* _Description of the task_: Look at the entries below and reproduce them exactly.

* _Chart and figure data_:

[start]

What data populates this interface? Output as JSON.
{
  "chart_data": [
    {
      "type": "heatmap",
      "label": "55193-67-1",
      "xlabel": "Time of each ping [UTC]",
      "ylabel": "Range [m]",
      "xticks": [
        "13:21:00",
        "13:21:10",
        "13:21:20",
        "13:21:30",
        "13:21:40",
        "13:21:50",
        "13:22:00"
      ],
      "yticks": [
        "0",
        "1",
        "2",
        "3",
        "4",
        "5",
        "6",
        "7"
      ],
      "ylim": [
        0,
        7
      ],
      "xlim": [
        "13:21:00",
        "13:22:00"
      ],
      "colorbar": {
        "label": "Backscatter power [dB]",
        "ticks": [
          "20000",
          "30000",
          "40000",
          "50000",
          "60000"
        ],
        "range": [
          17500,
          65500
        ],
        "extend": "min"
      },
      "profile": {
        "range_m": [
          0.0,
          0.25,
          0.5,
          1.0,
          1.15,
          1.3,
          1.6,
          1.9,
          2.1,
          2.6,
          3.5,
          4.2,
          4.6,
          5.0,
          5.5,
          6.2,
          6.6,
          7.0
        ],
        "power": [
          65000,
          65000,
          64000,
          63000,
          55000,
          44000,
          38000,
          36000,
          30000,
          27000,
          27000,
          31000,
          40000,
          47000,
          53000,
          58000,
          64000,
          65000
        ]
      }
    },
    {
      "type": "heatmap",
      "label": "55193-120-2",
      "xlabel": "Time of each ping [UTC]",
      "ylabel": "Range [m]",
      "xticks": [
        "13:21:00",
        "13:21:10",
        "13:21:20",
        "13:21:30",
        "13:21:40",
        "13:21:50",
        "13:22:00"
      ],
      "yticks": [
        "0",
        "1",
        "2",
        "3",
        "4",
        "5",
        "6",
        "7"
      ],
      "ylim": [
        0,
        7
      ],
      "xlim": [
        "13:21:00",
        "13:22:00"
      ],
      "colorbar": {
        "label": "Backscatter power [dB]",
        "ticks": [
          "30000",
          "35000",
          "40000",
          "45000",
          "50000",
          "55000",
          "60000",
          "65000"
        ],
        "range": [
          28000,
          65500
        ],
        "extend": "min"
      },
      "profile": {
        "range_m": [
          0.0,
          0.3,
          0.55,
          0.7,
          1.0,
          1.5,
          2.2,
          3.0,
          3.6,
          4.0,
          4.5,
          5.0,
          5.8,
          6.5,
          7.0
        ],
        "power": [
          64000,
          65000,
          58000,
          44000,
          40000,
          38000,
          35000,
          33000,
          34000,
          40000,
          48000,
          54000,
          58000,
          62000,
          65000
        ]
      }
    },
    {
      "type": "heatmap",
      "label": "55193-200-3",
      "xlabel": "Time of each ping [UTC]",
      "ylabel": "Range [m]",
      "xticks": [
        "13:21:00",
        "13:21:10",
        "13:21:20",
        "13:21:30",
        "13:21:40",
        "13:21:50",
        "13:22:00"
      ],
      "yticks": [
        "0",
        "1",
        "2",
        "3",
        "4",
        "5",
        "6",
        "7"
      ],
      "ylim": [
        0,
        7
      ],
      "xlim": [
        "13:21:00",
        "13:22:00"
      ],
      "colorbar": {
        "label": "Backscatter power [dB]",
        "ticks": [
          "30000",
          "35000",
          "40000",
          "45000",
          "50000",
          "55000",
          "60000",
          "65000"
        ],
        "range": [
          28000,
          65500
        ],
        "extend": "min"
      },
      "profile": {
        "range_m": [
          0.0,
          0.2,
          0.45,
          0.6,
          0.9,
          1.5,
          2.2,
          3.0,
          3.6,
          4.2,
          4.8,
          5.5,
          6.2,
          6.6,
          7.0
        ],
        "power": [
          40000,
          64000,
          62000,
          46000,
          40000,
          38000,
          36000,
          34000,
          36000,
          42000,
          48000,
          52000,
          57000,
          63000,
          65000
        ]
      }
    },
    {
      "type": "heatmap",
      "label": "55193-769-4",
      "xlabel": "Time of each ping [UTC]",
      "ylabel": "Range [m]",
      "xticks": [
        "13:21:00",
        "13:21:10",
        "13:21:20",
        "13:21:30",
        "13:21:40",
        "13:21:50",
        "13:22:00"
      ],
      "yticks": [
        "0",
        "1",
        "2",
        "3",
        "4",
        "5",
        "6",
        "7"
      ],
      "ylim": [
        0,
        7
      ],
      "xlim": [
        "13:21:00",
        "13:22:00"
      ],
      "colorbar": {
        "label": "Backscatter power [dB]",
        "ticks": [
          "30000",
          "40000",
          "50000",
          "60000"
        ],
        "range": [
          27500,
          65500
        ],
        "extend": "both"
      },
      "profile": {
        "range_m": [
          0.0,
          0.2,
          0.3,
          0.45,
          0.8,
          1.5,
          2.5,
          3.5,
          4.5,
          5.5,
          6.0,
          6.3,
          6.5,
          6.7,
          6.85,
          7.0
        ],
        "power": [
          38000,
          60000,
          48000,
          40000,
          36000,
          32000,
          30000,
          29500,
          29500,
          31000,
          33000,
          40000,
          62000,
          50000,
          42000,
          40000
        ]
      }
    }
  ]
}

[end]

* _Answer for the task_:
What data populates this interface? Output as JSON.
{
  "chart_data": [
    {
      "type": "heatmap",
      "label": "55193-67-1",
      "xlabel": "Time of each ping [UTC]",
      "ylabel": "Range [m]",
      "xticks": [
        "13:21:00",
        "13:21:10",
        "13:21:20",
        "13:21:30",
        "13:21:40",
        "13:21:50",
        "13:22:00"
      ],
      "yticks": [
        "0",
        "1",
        "2",
        "3",
        "4",
        "5",
        "6",
        "7"
      ],
      "ylim": [
        0,
        7
      ],
      "xlim": [
        "13:21:00",
        "13:22:00"
      ],
      "colorbar": {
        "label": "Backscatter power [dB]",
        "ticks": [
          "20000",
          "30000",
          "40000",
          "50000",
          "60000"
        ],
        "range": [
          17500,
          65500
        ],
        "extend": "min"
      },
      "profile": {
        "range_m": [
          0.0,
          0.25,
          0.5,
          1.0,
          1.15,
          1.3,
          1.6,
          1.9,
          2.1,
          2.6,
          3.5,
          4.2,
          4.6,
          5.0,
          5.5,
          6.2,
          6.6,
          7.0
        ],
        "power": [
          65000,
          65000,
          64000,
          63000,
          55000,
          44000,
          38000,
          36000,
          30000,
          27000,
          27000,
          31000,
          40000,
          47000,
          53000,
          58000,
          64000,
          65000
        ]
      }
    },
    {
      "type": "heatmap",
      "label": "55193-120-2",
      "xlabel": "Time of each ping [UTC]",
      "ylabel": "Range [m]",
      "xticks": [
        "13:21:00",
        "13:21:10",
        "13:21:20",
        "13:21:30",
        "13:21:40",
        "13:21:50",
        "13:22:00"
      ],
      "yticks": [
        "0",
        "1",
        "2",
        "3",
        "4",
        "5",
        "6",
        "7"
      ],
      "ylim": [
        0,
        7
      ],
      "xlim": [
        "13:21:00",
        "13:22:00"
      ],
      "colorbar": {
        "label": "Backscatter power [dB]",
        "ticks": [
          "30000",
          "35000",
          "40000",
          "45000",
          "50000",
          "55000",
          "60000",
          "65000"
        ],
        "range": [
          28000,
          65500
        ],
        "extend": "min"
      },
      "profile": {
        "range_m": [
          0.0,
          0.3,
          0.55,
          0.7,
          1.0,
          1.5,
          2.2,
          3.0,
          3.6,
          4.0,
          4.5,
          5.0,
          5.8,
          6.5,
          7.0
        ],
        "power": [
          64000,
          65000,
          58000,
          44000,
          40000,
          38000,
          35000,
          33000,
          34000,
          40000,
          48000,
          54000,
          58000,
          62000,
          65000
        ]
      }
    },
    {
      "type": "heatmap",
      "label": "55193-200-3",
      "xlabel": "Time of each ping [UTC]",
      "ylabel": "Range [m]",
      "xticks": [
        "13:21:00",
        "13:21:10",
        "13:21:20",
        "13:21:30",
        "13:21:40",
        "13:21:50",
        "13:22:00"
      ],
      "yticks": [
        "0",
        "1",
        "2",
        "3",
        "4",
        "5",
        "6",
        "7"
      ],
      "ylim": [
        0,
        7
      ],
      "xlim": [
        "13:21:00",
        "13:22:00"
      ],
      "colorbar": {
        "label": "Backscatter power [dB]",
        "ticks": [
          "30000",
          "35000",
          "40000",
          "45000",
          "50000",
          "55000",
          "60000",
          "65000"
        ],
        "range": [
          28000,
          65500
        ],
        "extend": "min"
      },
      "profile": {
        "range_m": [
          0.0,
          0.2,
          0.45,
          0.6,
          0.9,
          1.5,
          2.2,
          3.0,
          3.6,
          4.2,
          4.8,
          5.5,
          6.2,
          6.6,
          7.0
        ],
        "power": [
          40000,
          64000,
          62000,
          46000,
          40000,
          38000,
          36000,
          34000,
          36000,
          42000,
          48000,
          52000,
          57000,
          63000,
          65000
        ]
      }
    },
    {
      "type": "heatmap",
      "label": "55193-769-4",
      "xlabel": "Time of each ping [UTC]",
      "ylabel": "Range [m]",
      "xticks": [
        "13:21:00",
        "13:21:10",
        "13:21:20",
        "13:21:30",
        "13:21:40",
        "13:21:50",
        "13:22:00"
      ],
      "yticks": [
        "0",
        "1",
        "2",
        "3",
        "4",
        "5",
        "6",
        "7"
      ],
      "ylim": [
        0,
        7
      ],
      "xlim": [
        "13:21:00",
        "13:22:00"
      ],
      "colorbar": {
        "label": "Backscatter power [dB]",
        "ticks": [
          "30000",
          "40000",
          "50000",
          "60000"
        ],
        "range": [
          27500,
          65500
        ],
        "extend": "both"
      },
      "profile": {
        "range_m": [
          0.0,
          0.2,
          0.3,
          0.45,
          0.8,
          1.5,
          2.5,
          3.5,
          4.5,
          5.5,
          6.0,
          6.3,
          6.5,
          6.7,
          6.85,
          7.0
        ],
        "power": [
          38000,
          60000,
          48000,
          40000,
          36000,
          32000,
          30000,
          29500,
          29500,
          31000,
          33000,
          40000,
          62000,
          50000,
          42000,
          40000
        ]
      }
    }
  ]
}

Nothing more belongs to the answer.